Aim
Check each line of the records below and collect those holding "internet".

Records for this task
+ + + + +

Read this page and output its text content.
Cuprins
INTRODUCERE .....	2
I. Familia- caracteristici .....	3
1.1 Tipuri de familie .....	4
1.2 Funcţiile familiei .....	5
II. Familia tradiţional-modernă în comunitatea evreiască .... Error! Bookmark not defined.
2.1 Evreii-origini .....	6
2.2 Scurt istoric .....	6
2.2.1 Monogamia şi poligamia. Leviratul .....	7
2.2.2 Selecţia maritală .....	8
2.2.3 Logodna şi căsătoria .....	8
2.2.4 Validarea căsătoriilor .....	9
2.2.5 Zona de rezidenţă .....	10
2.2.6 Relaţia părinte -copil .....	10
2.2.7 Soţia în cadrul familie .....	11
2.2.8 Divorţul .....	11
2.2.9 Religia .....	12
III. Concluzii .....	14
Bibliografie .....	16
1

+ + + + +

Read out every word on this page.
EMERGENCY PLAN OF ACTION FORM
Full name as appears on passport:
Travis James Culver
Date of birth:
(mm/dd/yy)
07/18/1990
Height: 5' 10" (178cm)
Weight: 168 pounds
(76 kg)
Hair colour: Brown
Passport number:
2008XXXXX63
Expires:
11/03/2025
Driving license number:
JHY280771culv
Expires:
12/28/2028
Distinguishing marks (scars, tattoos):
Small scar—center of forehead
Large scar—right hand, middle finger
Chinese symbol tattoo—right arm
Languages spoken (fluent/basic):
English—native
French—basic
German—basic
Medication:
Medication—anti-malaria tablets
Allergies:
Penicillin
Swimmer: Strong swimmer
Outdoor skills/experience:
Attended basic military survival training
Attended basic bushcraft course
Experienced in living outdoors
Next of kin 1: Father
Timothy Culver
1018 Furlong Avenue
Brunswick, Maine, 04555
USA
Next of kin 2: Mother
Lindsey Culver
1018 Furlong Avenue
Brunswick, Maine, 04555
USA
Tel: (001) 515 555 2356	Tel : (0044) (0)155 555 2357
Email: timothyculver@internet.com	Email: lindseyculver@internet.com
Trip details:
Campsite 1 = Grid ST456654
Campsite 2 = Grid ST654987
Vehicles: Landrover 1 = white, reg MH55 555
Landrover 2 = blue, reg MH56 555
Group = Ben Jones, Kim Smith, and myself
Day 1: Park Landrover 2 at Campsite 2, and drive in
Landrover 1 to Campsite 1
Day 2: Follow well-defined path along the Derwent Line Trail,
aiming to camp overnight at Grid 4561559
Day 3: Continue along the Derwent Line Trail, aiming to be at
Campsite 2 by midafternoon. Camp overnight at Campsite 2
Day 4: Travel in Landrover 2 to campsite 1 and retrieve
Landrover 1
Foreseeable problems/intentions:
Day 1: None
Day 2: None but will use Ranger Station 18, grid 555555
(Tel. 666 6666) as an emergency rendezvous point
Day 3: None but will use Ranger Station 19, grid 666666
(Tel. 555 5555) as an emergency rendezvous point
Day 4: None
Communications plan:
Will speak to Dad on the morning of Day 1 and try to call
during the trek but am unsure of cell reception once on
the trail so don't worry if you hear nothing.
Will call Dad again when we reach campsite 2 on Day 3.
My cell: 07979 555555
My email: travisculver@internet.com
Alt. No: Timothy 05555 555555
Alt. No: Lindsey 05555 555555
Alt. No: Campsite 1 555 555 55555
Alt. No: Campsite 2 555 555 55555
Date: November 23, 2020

+ + + + +

Completed task
Email: timothyculver@internet.com	Email: lindseyculver@internet.com
My email: travisculver@internet.com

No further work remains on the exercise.